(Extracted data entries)
####################

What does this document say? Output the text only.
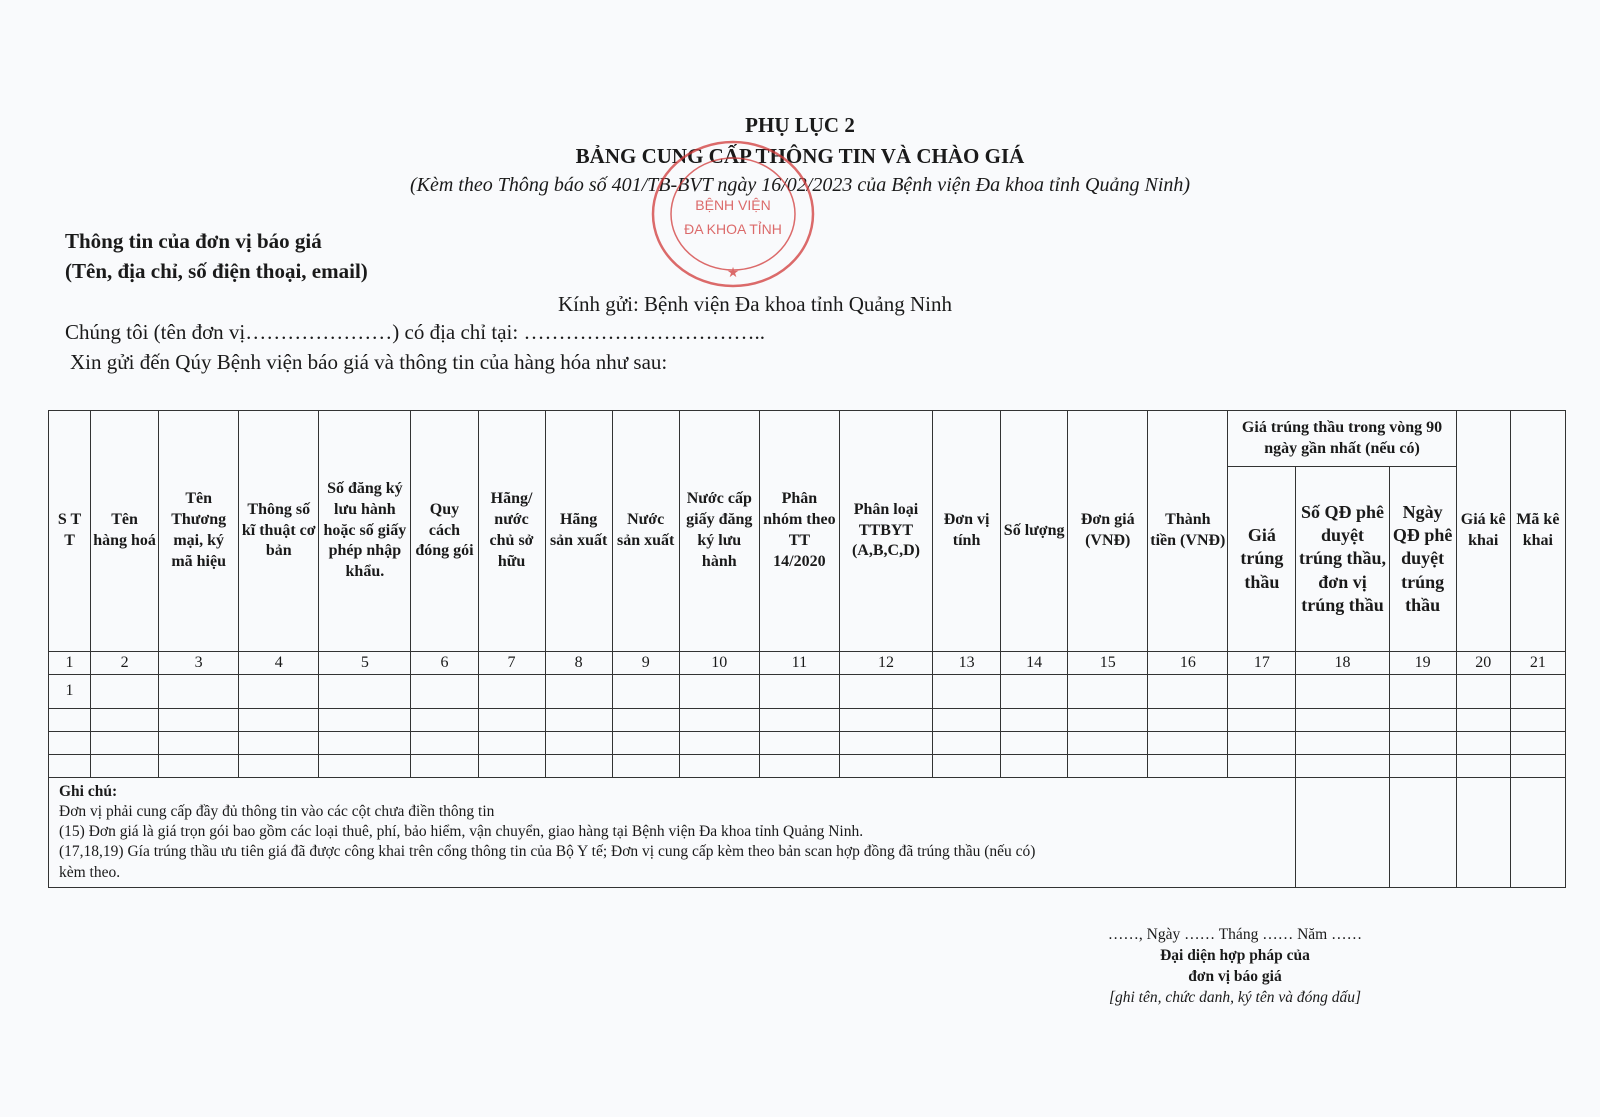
PHỤ LỤC 2
BẢNG CUNG CẤP THÔNG TIN VÀ CHÀO GIÁ
(Kèm theo Thông báo số 401/TB-BVT ngày 16/02/2023 của Bệnh viện Đa khoa tỉnh Quảng Ninh)
BỆNH VIỆN
ĐA KHOA TỈNH
★
Thông tin của đơn vị báo giá
(Tên, địa chỉ, số điện thoại, email)
Kính gửi: Bệnh viện Đa khoa tỉnh Quảng Ninh
Chúng tôi (tên đơn vị…………………) có địa chỉ tại: ……………………………..
Xin gửi đến Qúy Bệnh viện báo giá và thông tin của hàng hóa như sau:
S T T	Tên hàng hoá	Tên Thương mại, ký mã hiệu	Thông số kĩ thuật cơ bản	Số đăng ký lưu hành hoặc số giấy phép nhập khẩu.	Quy cách đóng gói	Hãng/ nước chủ sở hữu	Hãng sản xuất	Nước sản xuất	Nước cấp giấy đăng ký lưu hành	Phân nhóm theo TT 14/2020	Phân loại TTBYT (A,B,C,D)	Đơn vị tính	Số lượng	Đơn giá (VNĐ)	Thành tiền (VNĐ)	Giá trúng thầu trong vòng 90 ngày gần nhất (nếu có)			Giá kê khai	Mã kê khai
																Giá trúng thầu	Số QĐ phê duyệt trúng thầu, đơn vị trúng thầu	Ngày QĐ phê duyệt trúng thầu		
1	2	3	4	5	6	7	8	9	10	11	12	13	14	15	16	17	18	19	20	21
1																				

Ghi chú:
Đơn vị phải cung cấp đầy đủ thông tin vào các cột chưa điền thông tin
(15) Đơn giá là giá trọn gói bao gồm các loại thuê, phí, bảo hiểm, vận chuyển, giao hàng tại Bệnh viện Đa khoa tỉnh Quảng Ninh.
(17,18,19) Gía trúng thầu ưu tiên giá đã được công khai trên cổng thông tin của Bộ Y tế; Đơn vị cung cấp kèm theo bản scan hợp đồng đã trúng thầu (nếu có)
kèm theo.																				

……, Ngày …… Tháng …… Năm ……
Đại diện hợp pháp của
đơn vị báo giá
[ghi tên, chức danh, ký tên và đóng dấu]
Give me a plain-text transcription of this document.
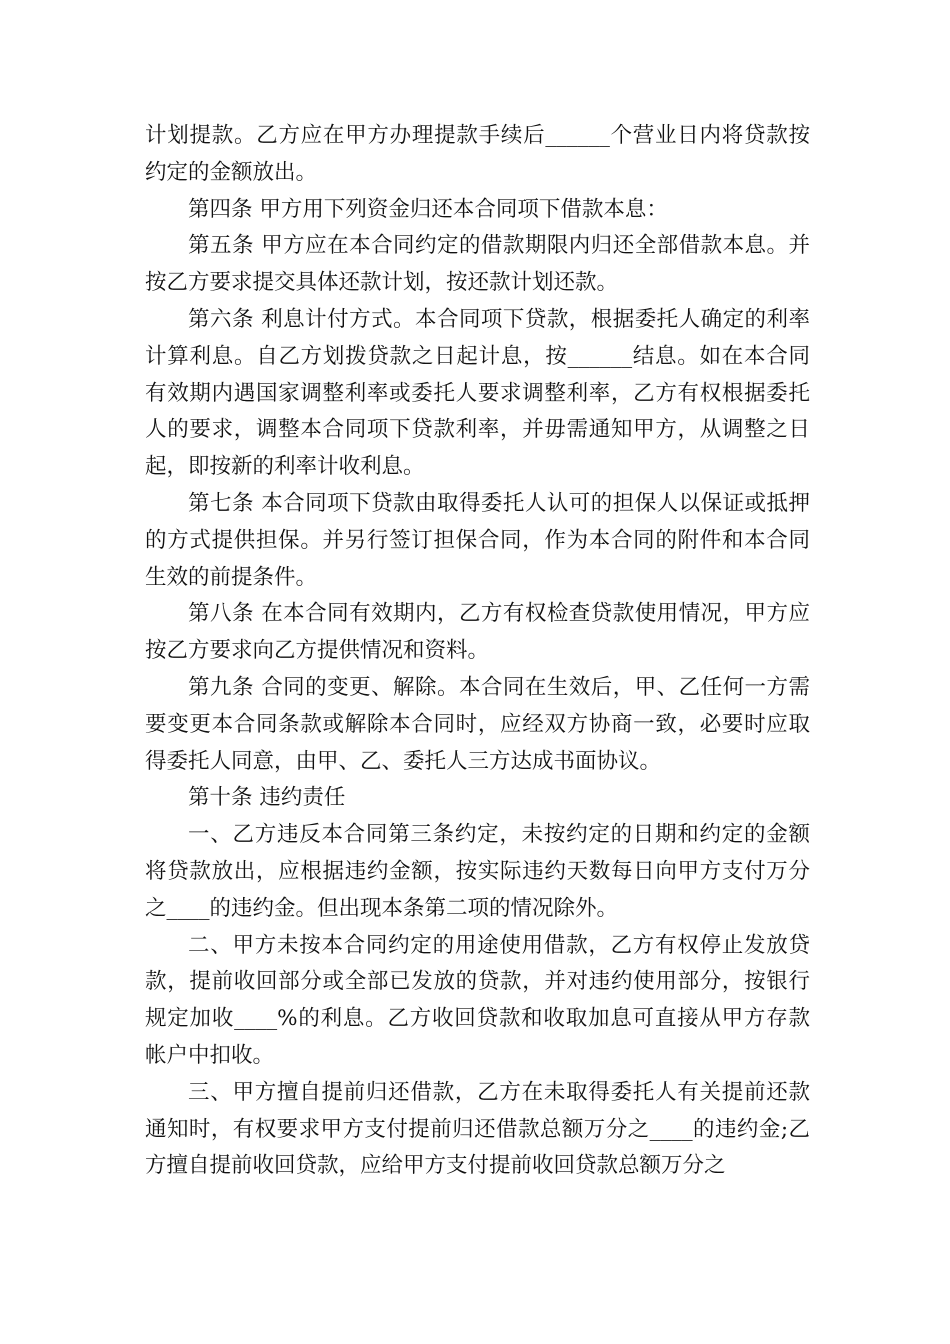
计划提款。乙方应在甲方办理提款手续后______个营业日内将贷款按约定的金额放出。

第四条 甲方用下列资金归还本合同项下借款本息：

第五条 甲方应在本合同约定的借款期限内归还全部借款本息。并按乙方要求提交具体还款计划，按还款计划还款。

第六条 利息计付方式。本合同项下贷款，根据委托人确定的利率计算利息。自乙方划拨贷款之日起计息，按______结息。如在本合同有效期内遇国家调整利率或委托人要求调整利率，乙方有权根据委托人的要求，调整本合同项下贷款利率，并毋需通知甲方，从调整之日起，即按新的利率计收利息。

第七条 本合同项下贷款由取得委托人认可的担保人以保证或抵押的方式提供担保。并另行签订担保合同，作为本合同的附件和本合同生效的前提条件。

第八条 在本合同有效期内，乙方有权检查贷款使用情况，甲方应按乙方要求向乙方提供情况和资料。

第九条 合同的变更、解除。本合同在生效后，甲、乙任何一方需要变更本合同条款或解除本合同时，应经双方协商一致，必要时应取得委托人同意，由甲、乙、委托人三方达成书面协议。

第十条 违约责任

一、乙方违反本合同第三条约定，未按约定的日期和约定的金额将贷款放出，应根据违约金额，按实际违约天数每日向甲方支付万分之____的违约金。但出现本条第二项的情况除外。

二、甲方未按本合同约定的用途使用借款，乙方有权停止发放贷款，提前收回部分或全部已发放的贷款，并对违约使用部分，按银行规定加收____%的利息。乙方收回贷款和收取加息可直接从甲方存款帐户中扣收。

三、甲方擅自提前归还借款，乙方在未取得委托人有关提前还款通知时，有权要求甲方支付提前归还借款总额万分之____的违约金;乙方擅自提前收回贷款，应给甲方支付提前收回贷款总额万分之
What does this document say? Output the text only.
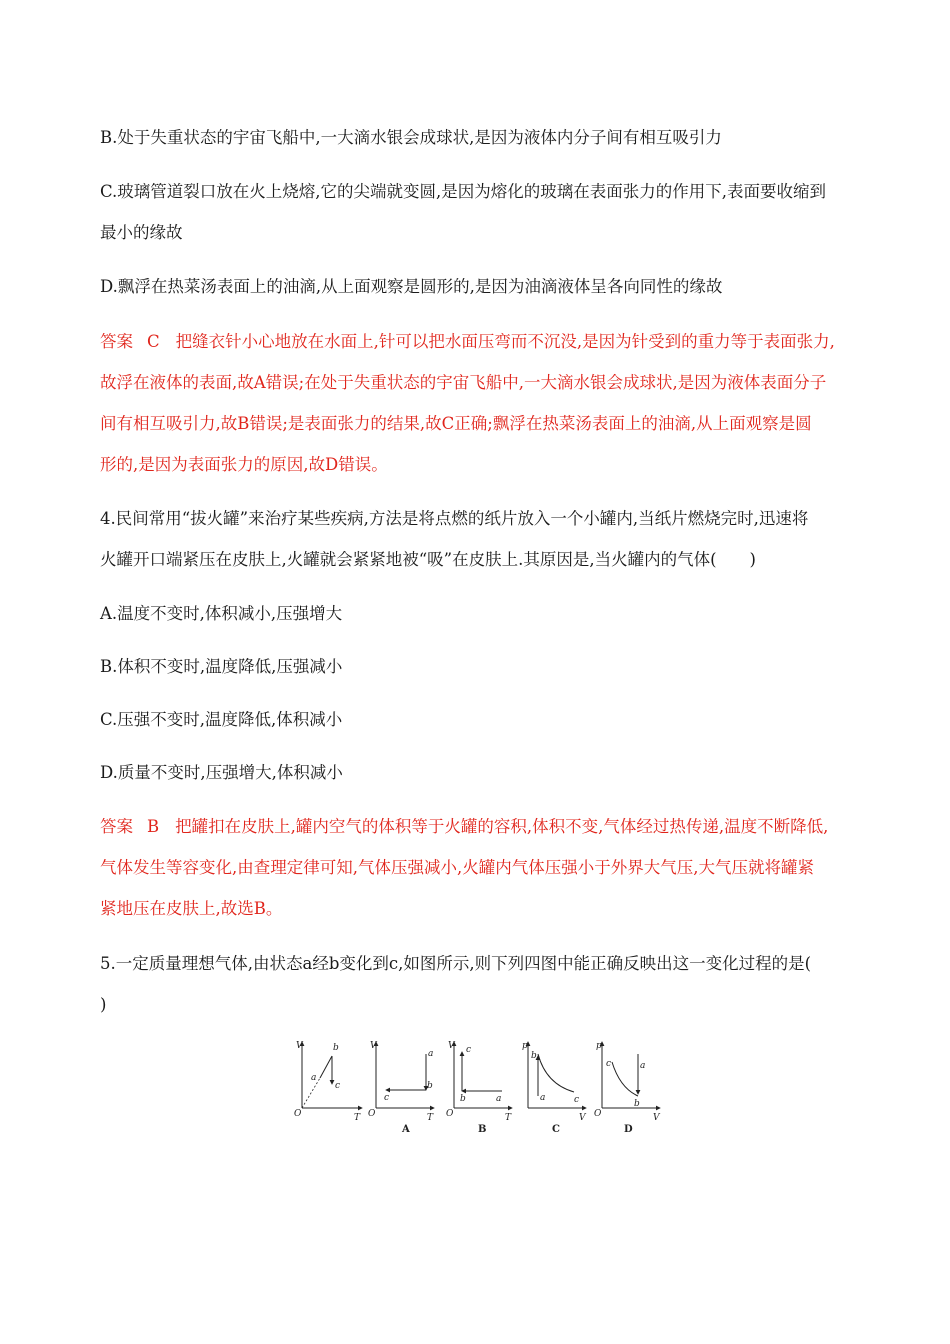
B.处于失重状态的宇宙飞船中,一大滴水银会成球状,是因为液体内分子间有相互吸引力
C.玻璃管道裂口放在火上烧熔,它的尖端就变圆,是因为熔化的玻璃在表面张力的作用下,表面要收缩到
最小的缘故
D.飘浮在热菜汤表面上的油滴,从上面观察是圆形的,是因为油滴液体呈各向同性的缘故
答案 C 把缝衣针小心地放在水面上,针可以把水面压弯而不沉没,是因为针受到的重力等于表面张力,
故浮在液体的表面,故A错误;在处于失重状态的宇宙飞船中,一大滴水银会成球状,是因为液体表面分子
间有相互吸引力,故B错误;是表面张力的结果,故C正确;飘浮在热菜汤表面上的油滴,从上面观察是圆
形的,是因为表面张力的原因,故D错误。
4.民间常用“拔火罐”来治疗某些疾病,方法是将点燃的纸片放入一个小罐内,当纸片燃烧完时,迅速将
火罐开口端紧压在皮肤上,火罐就会紧紧地被“吸”在皮肤上.其原因是,当火罐内的气体(　　)
A.温度不变时,体积减小,压强增大
B.体积不变时,温度降低,压强减小
C.压强不变时,温度降低,体积减小
D.质量不变时,压强增大,体积减小
答案 B 把罐扣在皮肤上,罐内空气的体积等于火罐的容积,体积不变,气体经过热传递,温度不断降低,
气体发生等容变化,由查理定律可知,气体压强减小,火罐内气体压强小于外界大气压,大气压就将罐紧
紧地压在皮肤上,故选B。
5.一定质量理想气体,由状态a经b变化到c,如图所示,则下列四图中能正确反映出这一变化过程的是(
)
V
T
O
a
b
c
V
T
O
a
b
c
A
V
T
O
a
b
c
B
p
V
a
b
c
C
p
V
O
a
b
c
D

####################

**EXERCISE DESCRIPTION**
Your copy of the data above should match it exactly, except that pictures are left out.

**FINISHED TASK**
What does this document say? Output the text only.
PHỤ LỤC 2
BẢNG CUNG CẤP THÔNG TIN VÀ CHÀO GIÁ
(Kèm theo Thông báo số 401/TB-BVT ngày 16/02/2023 của Bệnh viện Đa khoa tỉnh Quảng Ninh)
BỆNH VIỆN
ĐA KHOA TỈNH
★
Thông tin của đơn vị báo giá
(Tên, địa chỉ, số điện thoại, email)
Kính gửi: Bệnh viện Đa khoa tỉnh Quảng Ninh
Chúng tôi (tên đơn vị…………………) có địa chỉ tại: ……………………………..
Xin gửi đến Qúy Bệnh viện báo giá và thông tin của hàng hóa như sau:
S T T	Tên hàng hoá	Tên Thương mại, ký mã hiệu	Thông số kĩ thuật cơ bản	Số đăng ký lưu hành hoặc số giấy phép nhập khẩu.	Quy cách đóng gói	Hãng/ nước chủ sở hữu	Hãng sản xuất	Nước sản xuất	Nước cấp giấy đăng ký lưu hành	Phân nhóm theo TT 14/2020	Phân loại TTBYT (A,B,C,D)	Đơn vị tính	Số lượng	Đơn giá (VNĐ)	Thành tiền (VNĐ)	Giá trúng thầu trong vòng 90 ngày gần nhất (nếu có)			Giá kê khai	Mã kê khai
																Giá trúng thầu	Số QĐ phê duyệt trúng thầu, đơn vị trúng thầu	Ngày QĐ phê duyệt trúng thầu		
1	2	3	4	5	6	7	8	9	10	11	12	13	14	15	16	17	18	19	20	21
1																				

Ghi chú:
Đơn vị phải cung cấp đầy đủ thông tin vào các cột chưa điền thông tin
(15) Đơn giá là giá trọn gói bao gồm các loại thuê, phí, bảo hiểm, vận chuyển, giao hàng tại Bệnh viện Đa khoa tỉnh Quảng Ninh.
(17,18,19) Gía trúng thầu ưu tiên giá đã được công khai trên cổng thông tin của Bộ Y tế; Đơn vị cung cấp kèm theo bản scan hợp đồng đã trúng thầu (nếu có)
kèm theo.																				

……, Ngày …… Tháng …… Năm ……
Đại diện hợp pháp của
đơn vị báo giá
[ghi tên, chức danh, ký tên và đóng dấu]
Give me a plain-text transcription of this document.
计划提款。乙方应在甲方办理提款手续后______个营业日内将贷款按约定的金额放出。

第四条 甲方用下列资金归还本合同项下借款本息：

第五条 甲方应在本合同约定的借款期限内归还全部借款本息。并按乙方要求提交具体还款计划，按还款计划还款。

第六条 利息计付方式。本合同项下贷款，根据委托人确定的利率计算利息。自乙方划拨贷款之日起计息，按______结息。如在本合同有效期内遇国家调整利率或委托人要求调整利率，乙方有权根据委托人的要求，调整本合同项下贷款利率，并毋需通知甲方，从调整之日起，即按新的利率计收利息。

第七条 本合同项下贷款由取得委托人认可的担保人以保证或抵押的方式提供担保。并另行签订担保合同，作为本合同的附件和本合同生效的前提条件。

第八条 在本合同有效期内，乙方有权检查贷款使用情况，甲方应按乙方要求向乙方提供情况和资料。

第九条 合同的变更、解除。本合同在生效后，甲、乙任何一方需要变更本合同条款或解除本合同时，应经双方协商一致，必要时应取得委托人同意，由甲、乙、委托人三方达成书面协议。

第十条 违约责任

一、乙方违反本合同第三条约定，未按约定的日期和约定的金额将贷款放出，应根据违约金额，按实际违约天数每日向甲方支付万分之____的违约金。但出现本条第二项的情况除外。

二、甲方未按本合同约定的用途使用借款，乙方有权停止发放贷款，提前收回部分或全部已发放的贷款，并对违约使用部分，按银行规定加收____%的利息。乙方收回贷款和收取加息可直接从甲方存款帐户中扣收。

三、甲方擅自提前归还借款，乙方在未取得委托人有关提前还款通知时，有权要求甲方支付提前归还借款总额万分之____的违约金;乙方擅自提前收回贷款，应给甲方支付提前收回贷款总额万分之
What does this document say? Output the text only.
B.处于失重状态的宇宙飞船中,一大滴水银会成球状,是因为液体内分子间有相互吸引力
C.玻璃管道裂口放在火上烧熔,它的尖端就变圆,是因为熔化的玻璃在表面张力的作用下,表面要收缩到
最小的缘故
D.飘浮在热菜汤表面上的油滴,从上面观察是圆形的,是因为油滴液体呈各向同性的缘故
答案 C 把缝衣针小心地放在水面上,针可以把水面压弯而不沉没,是因为针受到的重力等于表面张力,
故浮在液体的表面,故A错误;在处于失重状态的宇宙飞船中,一大滴水银会成球状,是因为液体表面分子
间有相互吸引力,故B错误;是表面张力的结果,故C正确;飘浮在热菜汤表面上的油滴,从上面观察是圆
形的,是因为表面张力的原因,故D错误。
4.民间常用“拔火罐”来治疗某些疾病,方法是将点燃的纸片放入一个小罐内,当纸片燃烧完时,迅速将
火罐开口端紧压在皮肤上,火罐就会紧紧地被“吸”在皮肤上.其原因是,当火罐内的气体(　　)
A.温度不变时,体积减小,压强增大
B.体积不变时,温度降低,压强减小
C.压强不变时,温度降低,体积减小
D.质量不变时,压强增大,体积减小
答案 B 把罐扣在皮肤上,罐内空气的体积等于火罐的容积,体积不变,气体经过热传递,温度不断降低,
气体发生等容变化,由查理定律可知,气体压强减小,火罐内气体压强小于外界大气压,大气压就将罐紧
紧地压在皮肤上,故选B。
5.一定质量理想气体,由状态a经b变化到c,如图所示,则下列四图中能正确反映出这一变化过程的是(
)
V
T
O
a
b
c
V
T
O
a
b
c
A
V
T
O
a
b
c
B
p
V
a
b
c
C
p
V
O
a
b
c
D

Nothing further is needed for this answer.